== GIVEN RECORDS

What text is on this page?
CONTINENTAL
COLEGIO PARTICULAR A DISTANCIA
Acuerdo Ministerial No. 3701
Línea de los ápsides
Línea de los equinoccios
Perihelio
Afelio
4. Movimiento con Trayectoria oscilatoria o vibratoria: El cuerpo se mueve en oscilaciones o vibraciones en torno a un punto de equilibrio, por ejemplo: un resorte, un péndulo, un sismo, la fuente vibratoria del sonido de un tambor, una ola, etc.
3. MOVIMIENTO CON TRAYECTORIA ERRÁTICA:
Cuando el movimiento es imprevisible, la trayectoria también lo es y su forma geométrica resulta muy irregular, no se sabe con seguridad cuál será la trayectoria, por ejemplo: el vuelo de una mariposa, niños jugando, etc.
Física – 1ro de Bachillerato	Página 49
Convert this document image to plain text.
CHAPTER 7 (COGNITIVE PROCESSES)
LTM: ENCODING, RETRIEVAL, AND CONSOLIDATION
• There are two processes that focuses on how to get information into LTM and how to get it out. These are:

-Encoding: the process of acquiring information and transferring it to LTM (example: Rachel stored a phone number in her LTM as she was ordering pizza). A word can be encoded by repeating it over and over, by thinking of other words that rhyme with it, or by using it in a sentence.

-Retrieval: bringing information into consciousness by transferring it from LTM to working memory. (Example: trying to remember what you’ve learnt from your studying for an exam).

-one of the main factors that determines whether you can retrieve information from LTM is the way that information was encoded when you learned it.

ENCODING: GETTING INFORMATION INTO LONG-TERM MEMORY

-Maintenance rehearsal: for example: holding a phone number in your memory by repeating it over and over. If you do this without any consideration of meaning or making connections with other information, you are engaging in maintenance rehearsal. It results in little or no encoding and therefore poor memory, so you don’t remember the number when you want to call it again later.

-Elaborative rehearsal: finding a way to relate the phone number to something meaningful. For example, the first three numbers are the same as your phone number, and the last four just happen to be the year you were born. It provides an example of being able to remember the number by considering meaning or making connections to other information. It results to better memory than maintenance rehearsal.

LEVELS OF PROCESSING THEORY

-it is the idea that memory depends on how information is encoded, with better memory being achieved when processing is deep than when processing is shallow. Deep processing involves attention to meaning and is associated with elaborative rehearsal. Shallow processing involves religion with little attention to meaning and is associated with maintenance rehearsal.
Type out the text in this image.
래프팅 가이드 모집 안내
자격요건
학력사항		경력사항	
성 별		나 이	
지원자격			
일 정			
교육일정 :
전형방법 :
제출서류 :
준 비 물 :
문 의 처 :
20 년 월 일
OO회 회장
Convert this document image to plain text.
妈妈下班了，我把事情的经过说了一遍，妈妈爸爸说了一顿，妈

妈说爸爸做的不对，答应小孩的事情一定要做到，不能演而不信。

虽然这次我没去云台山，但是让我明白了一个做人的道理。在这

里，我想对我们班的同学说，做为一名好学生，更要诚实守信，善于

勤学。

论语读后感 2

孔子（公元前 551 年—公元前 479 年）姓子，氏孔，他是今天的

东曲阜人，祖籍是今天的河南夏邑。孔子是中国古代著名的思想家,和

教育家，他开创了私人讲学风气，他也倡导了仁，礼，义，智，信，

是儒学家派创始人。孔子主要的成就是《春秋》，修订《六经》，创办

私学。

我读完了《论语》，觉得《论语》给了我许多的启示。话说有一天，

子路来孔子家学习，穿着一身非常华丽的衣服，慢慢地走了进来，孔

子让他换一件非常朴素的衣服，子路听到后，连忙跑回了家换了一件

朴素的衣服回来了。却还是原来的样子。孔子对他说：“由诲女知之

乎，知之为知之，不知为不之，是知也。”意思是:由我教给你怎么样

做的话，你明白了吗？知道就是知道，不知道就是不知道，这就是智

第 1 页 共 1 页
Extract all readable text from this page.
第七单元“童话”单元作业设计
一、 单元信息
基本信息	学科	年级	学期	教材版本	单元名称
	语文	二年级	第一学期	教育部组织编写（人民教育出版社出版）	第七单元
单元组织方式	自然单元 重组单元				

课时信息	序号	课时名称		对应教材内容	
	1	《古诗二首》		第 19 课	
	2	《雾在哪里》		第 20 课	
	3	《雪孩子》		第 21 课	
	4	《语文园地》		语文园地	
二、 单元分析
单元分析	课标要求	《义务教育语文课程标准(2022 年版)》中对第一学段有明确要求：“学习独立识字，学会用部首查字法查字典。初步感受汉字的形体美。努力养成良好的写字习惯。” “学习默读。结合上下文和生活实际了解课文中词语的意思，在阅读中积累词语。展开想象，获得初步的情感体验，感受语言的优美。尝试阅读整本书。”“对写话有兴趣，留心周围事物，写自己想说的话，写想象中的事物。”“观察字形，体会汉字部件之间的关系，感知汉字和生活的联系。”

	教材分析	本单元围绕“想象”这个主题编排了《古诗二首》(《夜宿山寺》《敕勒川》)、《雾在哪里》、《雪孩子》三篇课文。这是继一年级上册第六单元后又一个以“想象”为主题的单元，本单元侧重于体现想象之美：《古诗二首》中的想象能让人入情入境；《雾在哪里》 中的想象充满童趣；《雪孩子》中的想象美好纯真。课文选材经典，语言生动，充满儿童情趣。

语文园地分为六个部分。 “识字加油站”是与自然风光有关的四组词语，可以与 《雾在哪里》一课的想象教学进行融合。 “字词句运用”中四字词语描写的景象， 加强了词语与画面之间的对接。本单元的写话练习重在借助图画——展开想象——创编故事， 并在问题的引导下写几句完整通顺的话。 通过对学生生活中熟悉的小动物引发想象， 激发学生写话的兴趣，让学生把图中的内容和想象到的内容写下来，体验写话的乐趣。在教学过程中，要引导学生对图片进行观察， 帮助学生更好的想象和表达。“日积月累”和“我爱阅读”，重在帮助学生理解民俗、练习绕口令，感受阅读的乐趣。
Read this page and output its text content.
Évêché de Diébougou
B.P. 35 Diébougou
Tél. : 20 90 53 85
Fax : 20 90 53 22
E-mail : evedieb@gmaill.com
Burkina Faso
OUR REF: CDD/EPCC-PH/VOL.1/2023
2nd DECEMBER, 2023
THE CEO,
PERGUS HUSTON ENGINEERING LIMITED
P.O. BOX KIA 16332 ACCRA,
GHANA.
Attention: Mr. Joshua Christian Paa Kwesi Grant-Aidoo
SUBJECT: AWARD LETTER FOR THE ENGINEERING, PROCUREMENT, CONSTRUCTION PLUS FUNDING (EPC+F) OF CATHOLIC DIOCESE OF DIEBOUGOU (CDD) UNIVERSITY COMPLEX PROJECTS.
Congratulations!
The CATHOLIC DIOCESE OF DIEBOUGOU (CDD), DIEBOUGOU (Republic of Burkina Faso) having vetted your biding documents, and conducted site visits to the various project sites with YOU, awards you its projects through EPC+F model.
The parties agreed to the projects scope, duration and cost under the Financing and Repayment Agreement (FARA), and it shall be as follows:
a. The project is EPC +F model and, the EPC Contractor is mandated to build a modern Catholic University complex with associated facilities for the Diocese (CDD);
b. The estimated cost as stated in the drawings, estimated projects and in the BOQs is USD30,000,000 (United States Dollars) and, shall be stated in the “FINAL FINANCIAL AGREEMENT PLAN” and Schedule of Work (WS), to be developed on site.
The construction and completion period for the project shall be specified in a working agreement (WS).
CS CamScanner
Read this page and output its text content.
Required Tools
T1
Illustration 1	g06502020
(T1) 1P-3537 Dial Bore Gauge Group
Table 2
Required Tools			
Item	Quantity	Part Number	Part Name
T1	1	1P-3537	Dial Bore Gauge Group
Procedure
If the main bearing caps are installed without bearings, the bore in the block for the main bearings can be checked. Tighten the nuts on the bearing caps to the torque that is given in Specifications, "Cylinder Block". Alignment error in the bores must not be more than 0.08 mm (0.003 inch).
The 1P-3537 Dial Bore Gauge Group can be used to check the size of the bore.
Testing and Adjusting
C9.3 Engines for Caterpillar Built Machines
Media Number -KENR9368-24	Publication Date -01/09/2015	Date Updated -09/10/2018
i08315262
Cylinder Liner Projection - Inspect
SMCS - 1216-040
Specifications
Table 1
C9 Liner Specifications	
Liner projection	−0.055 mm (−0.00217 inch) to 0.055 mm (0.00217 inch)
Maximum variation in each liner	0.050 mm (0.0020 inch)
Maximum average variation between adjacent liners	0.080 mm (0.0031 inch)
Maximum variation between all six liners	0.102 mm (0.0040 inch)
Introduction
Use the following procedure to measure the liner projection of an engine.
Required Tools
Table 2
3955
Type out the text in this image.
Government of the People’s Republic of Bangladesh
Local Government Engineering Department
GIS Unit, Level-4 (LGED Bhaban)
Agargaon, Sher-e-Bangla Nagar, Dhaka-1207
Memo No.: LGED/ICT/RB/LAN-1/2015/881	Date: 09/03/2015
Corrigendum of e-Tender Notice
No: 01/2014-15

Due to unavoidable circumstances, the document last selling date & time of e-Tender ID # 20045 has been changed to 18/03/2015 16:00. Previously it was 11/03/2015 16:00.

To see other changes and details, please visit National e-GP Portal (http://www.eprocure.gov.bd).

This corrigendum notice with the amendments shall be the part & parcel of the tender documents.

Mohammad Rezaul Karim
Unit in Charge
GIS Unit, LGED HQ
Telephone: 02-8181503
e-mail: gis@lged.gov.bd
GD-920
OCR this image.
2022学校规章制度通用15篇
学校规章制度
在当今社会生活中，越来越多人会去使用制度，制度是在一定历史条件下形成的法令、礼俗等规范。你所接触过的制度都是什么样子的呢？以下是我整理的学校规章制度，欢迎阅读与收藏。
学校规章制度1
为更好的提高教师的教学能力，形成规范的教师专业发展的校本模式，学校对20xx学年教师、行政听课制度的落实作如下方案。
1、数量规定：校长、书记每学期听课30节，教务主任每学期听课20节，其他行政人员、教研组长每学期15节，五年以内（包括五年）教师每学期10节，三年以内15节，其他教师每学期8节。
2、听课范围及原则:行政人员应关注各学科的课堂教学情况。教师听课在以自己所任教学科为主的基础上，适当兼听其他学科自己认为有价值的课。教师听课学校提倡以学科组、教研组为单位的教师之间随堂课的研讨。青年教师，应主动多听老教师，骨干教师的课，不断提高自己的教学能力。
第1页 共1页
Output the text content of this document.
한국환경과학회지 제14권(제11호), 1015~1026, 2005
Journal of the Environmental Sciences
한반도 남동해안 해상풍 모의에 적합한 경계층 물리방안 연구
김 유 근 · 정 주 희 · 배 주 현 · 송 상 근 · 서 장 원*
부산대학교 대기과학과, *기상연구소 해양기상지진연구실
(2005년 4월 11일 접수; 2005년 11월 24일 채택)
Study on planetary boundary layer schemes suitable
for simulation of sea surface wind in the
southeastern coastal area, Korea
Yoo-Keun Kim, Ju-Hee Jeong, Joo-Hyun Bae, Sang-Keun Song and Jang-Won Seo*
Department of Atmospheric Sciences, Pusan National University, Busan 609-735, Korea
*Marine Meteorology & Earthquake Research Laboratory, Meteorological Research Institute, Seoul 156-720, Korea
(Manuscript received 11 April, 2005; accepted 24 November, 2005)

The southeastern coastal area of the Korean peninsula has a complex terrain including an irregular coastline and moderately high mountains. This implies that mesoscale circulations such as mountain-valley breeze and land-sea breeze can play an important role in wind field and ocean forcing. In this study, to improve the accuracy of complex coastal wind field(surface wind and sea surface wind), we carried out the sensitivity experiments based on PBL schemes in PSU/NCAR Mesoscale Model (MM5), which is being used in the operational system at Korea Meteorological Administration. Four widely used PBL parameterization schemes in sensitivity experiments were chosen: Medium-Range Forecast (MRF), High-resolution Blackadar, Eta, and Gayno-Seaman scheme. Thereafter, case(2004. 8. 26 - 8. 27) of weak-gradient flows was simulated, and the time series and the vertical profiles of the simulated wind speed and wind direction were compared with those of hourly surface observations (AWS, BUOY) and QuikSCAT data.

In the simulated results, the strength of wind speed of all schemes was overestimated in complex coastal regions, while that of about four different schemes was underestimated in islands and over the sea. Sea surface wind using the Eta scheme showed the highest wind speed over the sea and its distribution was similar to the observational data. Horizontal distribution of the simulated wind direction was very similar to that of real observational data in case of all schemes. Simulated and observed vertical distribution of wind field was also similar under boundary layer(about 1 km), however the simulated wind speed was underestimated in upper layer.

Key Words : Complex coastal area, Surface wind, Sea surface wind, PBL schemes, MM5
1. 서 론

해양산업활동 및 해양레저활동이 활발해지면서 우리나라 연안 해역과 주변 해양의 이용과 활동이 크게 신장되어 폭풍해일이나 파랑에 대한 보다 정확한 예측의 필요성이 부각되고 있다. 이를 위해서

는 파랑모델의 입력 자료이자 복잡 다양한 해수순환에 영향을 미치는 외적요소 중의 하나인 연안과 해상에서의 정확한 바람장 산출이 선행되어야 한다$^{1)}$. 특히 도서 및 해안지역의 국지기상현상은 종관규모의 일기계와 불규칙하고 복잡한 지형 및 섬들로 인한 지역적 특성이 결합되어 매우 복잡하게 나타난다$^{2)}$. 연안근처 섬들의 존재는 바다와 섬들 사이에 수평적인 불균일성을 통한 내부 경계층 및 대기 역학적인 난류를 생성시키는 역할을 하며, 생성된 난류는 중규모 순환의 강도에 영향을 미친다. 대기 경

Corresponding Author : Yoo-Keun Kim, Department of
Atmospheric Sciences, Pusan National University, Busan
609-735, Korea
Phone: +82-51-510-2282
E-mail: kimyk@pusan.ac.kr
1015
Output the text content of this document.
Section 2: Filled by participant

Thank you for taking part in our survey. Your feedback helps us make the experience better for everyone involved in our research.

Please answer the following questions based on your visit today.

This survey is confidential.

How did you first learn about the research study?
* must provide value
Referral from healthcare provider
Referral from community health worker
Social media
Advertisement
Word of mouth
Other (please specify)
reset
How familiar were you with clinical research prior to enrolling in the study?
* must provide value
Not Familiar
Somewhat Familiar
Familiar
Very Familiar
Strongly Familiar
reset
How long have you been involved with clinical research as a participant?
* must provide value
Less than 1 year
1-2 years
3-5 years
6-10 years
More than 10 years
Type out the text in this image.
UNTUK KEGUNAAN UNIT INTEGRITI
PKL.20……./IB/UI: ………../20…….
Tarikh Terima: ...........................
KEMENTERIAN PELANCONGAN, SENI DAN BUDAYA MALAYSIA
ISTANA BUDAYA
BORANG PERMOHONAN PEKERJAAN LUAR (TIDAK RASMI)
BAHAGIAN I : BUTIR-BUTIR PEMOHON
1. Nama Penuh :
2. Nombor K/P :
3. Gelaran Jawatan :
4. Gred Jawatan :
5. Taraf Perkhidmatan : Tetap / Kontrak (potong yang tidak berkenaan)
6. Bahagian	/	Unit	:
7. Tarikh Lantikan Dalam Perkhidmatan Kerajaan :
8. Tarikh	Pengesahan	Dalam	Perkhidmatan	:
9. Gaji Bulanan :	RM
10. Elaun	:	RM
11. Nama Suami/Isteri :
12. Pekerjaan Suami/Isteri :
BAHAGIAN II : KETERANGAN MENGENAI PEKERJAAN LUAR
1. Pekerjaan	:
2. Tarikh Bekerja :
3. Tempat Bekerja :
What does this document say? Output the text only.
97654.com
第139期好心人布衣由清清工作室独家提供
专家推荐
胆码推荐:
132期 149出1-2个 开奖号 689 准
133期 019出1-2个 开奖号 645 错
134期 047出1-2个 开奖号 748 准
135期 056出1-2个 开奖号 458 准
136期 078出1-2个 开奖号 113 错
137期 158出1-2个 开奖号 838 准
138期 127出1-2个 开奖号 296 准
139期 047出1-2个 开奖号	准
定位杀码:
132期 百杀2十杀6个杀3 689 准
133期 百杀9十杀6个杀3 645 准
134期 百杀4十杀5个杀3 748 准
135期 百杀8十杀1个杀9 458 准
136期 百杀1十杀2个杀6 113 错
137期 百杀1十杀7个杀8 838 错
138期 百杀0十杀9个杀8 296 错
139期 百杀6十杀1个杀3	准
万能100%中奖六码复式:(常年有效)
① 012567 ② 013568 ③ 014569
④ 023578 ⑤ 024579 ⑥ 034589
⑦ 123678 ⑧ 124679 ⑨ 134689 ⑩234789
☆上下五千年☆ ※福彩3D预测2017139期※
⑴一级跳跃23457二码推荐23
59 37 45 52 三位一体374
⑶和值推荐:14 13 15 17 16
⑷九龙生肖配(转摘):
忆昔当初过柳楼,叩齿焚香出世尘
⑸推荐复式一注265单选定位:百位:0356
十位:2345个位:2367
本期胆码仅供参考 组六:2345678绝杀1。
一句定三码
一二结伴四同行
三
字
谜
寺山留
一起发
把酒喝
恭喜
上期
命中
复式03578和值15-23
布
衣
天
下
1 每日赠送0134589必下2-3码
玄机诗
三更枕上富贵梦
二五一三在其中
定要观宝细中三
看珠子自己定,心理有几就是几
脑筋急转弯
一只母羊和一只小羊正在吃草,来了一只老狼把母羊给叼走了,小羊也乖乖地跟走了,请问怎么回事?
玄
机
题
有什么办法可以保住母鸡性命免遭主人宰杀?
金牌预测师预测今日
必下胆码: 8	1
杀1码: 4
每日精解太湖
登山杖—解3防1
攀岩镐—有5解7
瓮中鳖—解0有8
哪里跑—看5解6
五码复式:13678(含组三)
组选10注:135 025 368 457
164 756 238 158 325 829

====

# SHORT TASK:
Copy out each line that contains the word "been".

# TASK ANSWER:
Due to unavoidable circumstances, the document last selling date & time of e-Tender ID # 20045 has been changed to 18/03/2015 16:00. Previously it was 11/03/2015 16:00.
How long have you been involved with clinical research as a participant?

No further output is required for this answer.